- _Task details_: Please set down all the lines beneath this one exactly, without the pictures.

★ ★ ★ ★ ★ ★ ★

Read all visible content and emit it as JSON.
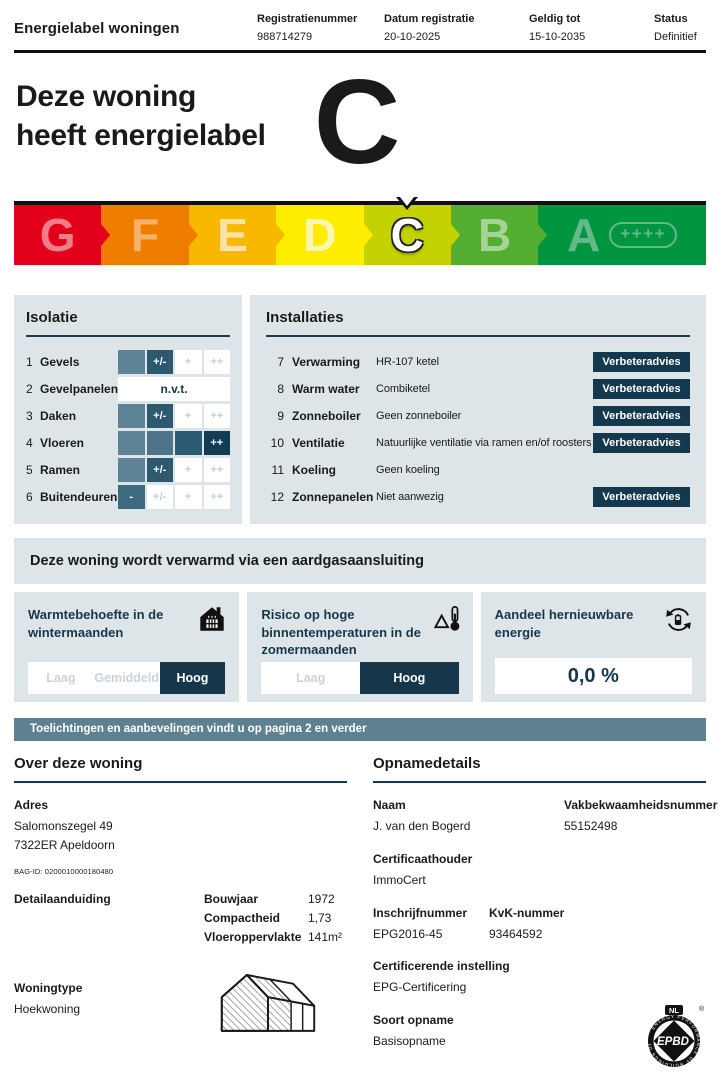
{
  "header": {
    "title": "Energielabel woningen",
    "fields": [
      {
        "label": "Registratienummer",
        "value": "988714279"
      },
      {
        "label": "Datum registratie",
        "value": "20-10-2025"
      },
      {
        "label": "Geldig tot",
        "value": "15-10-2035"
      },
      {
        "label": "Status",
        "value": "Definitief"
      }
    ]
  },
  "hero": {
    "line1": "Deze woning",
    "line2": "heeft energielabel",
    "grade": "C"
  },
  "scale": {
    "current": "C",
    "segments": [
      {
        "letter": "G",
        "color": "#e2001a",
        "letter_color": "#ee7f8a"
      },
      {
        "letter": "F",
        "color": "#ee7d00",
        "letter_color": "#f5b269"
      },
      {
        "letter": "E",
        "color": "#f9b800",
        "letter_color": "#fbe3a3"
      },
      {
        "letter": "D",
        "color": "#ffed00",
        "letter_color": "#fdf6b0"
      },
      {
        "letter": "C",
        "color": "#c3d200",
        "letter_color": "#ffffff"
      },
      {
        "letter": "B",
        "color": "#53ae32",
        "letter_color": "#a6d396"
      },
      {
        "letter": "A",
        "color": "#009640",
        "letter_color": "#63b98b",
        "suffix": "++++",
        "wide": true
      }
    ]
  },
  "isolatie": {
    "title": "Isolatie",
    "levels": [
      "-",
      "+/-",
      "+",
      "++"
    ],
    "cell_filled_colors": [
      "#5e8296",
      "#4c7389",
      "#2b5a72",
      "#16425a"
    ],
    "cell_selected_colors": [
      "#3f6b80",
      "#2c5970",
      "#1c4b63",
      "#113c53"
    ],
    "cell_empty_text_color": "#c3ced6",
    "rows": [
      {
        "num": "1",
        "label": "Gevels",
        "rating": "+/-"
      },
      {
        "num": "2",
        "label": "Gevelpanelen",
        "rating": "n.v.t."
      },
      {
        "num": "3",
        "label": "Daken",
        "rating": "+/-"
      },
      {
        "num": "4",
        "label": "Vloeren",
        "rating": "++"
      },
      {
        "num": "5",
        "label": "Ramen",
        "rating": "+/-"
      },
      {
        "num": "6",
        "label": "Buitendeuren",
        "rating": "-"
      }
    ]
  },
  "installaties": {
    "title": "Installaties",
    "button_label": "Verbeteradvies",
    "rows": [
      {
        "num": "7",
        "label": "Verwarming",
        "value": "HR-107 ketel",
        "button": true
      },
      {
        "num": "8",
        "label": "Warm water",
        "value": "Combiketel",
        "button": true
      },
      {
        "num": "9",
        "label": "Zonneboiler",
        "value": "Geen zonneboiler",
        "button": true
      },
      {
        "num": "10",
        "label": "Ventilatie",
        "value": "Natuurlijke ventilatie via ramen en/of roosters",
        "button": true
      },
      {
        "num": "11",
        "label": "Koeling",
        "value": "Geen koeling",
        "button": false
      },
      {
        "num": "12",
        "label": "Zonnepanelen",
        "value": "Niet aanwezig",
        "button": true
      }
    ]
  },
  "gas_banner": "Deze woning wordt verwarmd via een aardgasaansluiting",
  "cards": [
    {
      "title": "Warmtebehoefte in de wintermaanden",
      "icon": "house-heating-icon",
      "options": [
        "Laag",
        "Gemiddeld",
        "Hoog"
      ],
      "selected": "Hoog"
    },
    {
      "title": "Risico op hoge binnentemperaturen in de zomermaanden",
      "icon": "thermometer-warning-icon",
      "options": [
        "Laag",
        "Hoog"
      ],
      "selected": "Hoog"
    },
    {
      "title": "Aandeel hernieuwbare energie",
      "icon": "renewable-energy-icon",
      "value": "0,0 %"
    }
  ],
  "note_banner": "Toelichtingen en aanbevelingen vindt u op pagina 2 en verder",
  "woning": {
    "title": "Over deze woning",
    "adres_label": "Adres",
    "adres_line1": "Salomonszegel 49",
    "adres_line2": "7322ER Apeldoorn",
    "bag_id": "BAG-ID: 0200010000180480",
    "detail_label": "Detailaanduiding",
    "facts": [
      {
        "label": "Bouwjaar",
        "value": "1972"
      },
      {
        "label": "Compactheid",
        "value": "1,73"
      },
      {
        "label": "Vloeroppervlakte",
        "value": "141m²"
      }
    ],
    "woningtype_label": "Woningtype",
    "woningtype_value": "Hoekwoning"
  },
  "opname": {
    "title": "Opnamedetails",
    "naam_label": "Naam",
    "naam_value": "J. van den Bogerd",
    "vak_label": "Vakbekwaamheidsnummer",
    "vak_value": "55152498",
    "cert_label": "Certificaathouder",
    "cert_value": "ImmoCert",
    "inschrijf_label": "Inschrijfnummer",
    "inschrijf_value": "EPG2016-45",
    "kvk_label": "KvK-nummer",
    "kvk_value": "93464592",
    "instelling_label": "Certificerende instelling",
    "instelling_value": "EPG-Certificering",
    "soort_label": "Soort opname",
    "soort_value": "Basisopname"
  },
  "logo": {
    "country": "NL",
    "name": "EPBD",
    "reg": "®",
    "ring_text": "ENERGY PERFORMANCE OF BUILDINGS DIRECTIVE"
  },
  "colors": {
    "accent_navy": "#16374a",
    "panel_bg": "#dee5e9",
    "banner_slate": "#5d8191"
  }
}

★ ★ ★ ★ ★ ★ ★

- _Answer to this exercise_:
Read all visible content and emit it as JSON.
{
  "header": {
    "title": "Energielabel woningen",
    "fields": [
      {
        "label": "Registratienummer",
        "value": "988714279"
      },
      {
        "label": "Datum registratie",
        "value": "20-10-2025"
      },
      {
        "label": "Geldig tot",
        "value": "15-10-2035"
      },
      {
        "label": "Status",
        "value": "Definitief"
      }
    ]
  },
  "hero": {
    "line1": "Deze woning",
    "line2": "heeft energielabel",
    "grade": "C"
  },
  "scale": {
    "current": "C",
    "segments": [
      {
        "letter": "G",
        "color": "#e2001a",
        "letter_color": "#ee7f8a"
      },
      {
        "letter": "F",
        "color": "#ee7d00",
        "letter_color": "#f5b269"
      },
      {
        "letter": "E",
        "color": "#f9b800",
        "letter_color": "#fbe3a3"
      },
      {
        "letter": "D",
        "color": "#ffed00",
        "letter_color": "#fdf6b0"
      },
      {
        "letter": "C",
        "color": "#c3d200",
        "letter_color": "#ffffff"
      },
      {
        "letter": "B",
        "color": "#53ae32",
        "letter_color": "#a6d396"
      },
      {
        "letter": "A",
        "color": "#009640",
        "letter_color": "#63b98b",
        "suffix": "++++",
        "wide": true
      }
    ]
  },
  "isolatie": {
    "title": "Isolatie",
    "levels": [
      "-",
      "+/-",
      "+",
      "++"
    ],
    "cell_filled_colors": [
      "#5e8296",
      "#4c7389",
      "#2b5a72",
      "#16425a"
    ],
    "cell_selected_colors": [
      "#3f6b80",
      "#2c5970",
      "#1c4b63",
      "#113c53"
    ],
    "cell_empty_text_color": "#c3ced6",
    "rows": [
      {
        "num": "1",
        "label": "Gevels",
        "rating": "+/-"
      },
      {
        "num": "2",
        "label": "Gevelpanelen",
        "rating": "n.v.t."
      },
      {
        "num": "3",
        "label": "Daken",
        "rating": "+/-"
      },
      {
        "num": "4",
        "label": "Vloeren",
        "rating": "++"
      },
      {
        "num": "5",
        "label": "Ramen",
        "rating": "+/-"
      },
      {
        "num": "6",
        "label": "Buitendeuren",
        "rating": "-"
      }
    ]
  },
  "installaties": {
    "title": "Installaties",
    "button_label": "Verbeteradvies",
    "rows": [
      {
        "num": "7",
        "label": "Verwarming",
        "value": "HR-107 ketel",
        "button": true
      },
      {
        "num": "8",
        "label": "Warm water",
        "value": "Combiketel",
        "button": true
      },
      {
        "num": "9",
        "label": "Zonneboiler",
        "value": "Geen zonneboiler",
        "button": true
      },
      {
        "num": "10",
        "label": "Ventilatie",
        "value": "Natuurlijke ventilatie via ramen en/of roosters",
        "button": true
      },
      {
        "num": "11",
        "label": "Koeling",
        "value": "Geen koeling",
        "button": false
      },
      {
        "num": "12",
        "label": "Zonnepanelen",
        "value": "Niet aanwezig",
        "button": true
      }
    ]
  },
  "gas_banner": "Deze woning wordt verwarmd via een aardgasaansluiting",
  "cards": [
    {
      "title": "Warmtebehoefte in de wintermaanden",
      "icon": "house-heating-icon",
      "options": [
        "Laag",
        "Gemiddeld",
        "Hoog"
      ],
      "selected": "Hoog"
    },
    {
      "title": "Risico op hoge binnentemperaturen in de zomermaanden",
      "icon": "thermometer-warning-icon",
      "options": [
        "Laag",
        "Hoog"
      ],
      "selected": "Hoog"
    },
    {
      "title": "Aandeel hernieuwbare energie",
      "icon": "renewable-energy-icon",
      "value": "0,0 %"
    }
  ],
  "note_banner": "Toelichtingen en aanbevelingen vindt u op pagina 2 en verder",
  "woning": {
    "title": "Over deze woning",
    "adres_label": "Adres",
    "adres_line1": "Salomonszegel 49",
    "adres_line2": "7322ER Apeldoorn",
    "bag_id": "BAG-ID: 0200010000180480",
    "detail_label": "Detailaanduiding",
    "facts": [
      {
        "label": "Bouwjaar",
        "value": "1972"
      },
      {
        "label": "Compactheid",
        "value": "1,73"
      },
      {
        "label": "Vloeroppervlakte",
        "value": "141m²"
      }
    ],
    "woningtype_label": "Woningtype",
    "woningtype_value": "Hoekwoning"
  },
  "opname": {
    "title": "Opnamedetails",
    "naam_label": "Naam",
    "naam_value": "J. van den Bogerd",
    "vak_label": "Vakbekwaamheidsnummer",
    "vak_value": "55152498",
    "cert_label": "Certificaathouder",
    "cert_value": "ImmoCert",
    "inschrijf_label": "Inschrijfnummer",
    "inschrijf_value": "EPG2016-45",
    "kvk_label": "KvK-nummer",
    "kvk_value": "93464592",
    "instelling_label": "Certificerende instelling",
    "instelling_value": "EPG-Certificering",
    "soort_label": "Soort opname",
    "soort_value": "Basisopname"
  },
  "logo": {
    "country": "NL",
    "name": "EPBD",
    "reg": "®",
    "ring_text": "ENERGY PERFORMANCE OF BUILDINGS DIRECTIVE"
  },
  "colors": {
    "accent_navy": "#16374a",
    "panel_bg": "#dee5e9",
    "banner_slate": "#5d8191"
  }
}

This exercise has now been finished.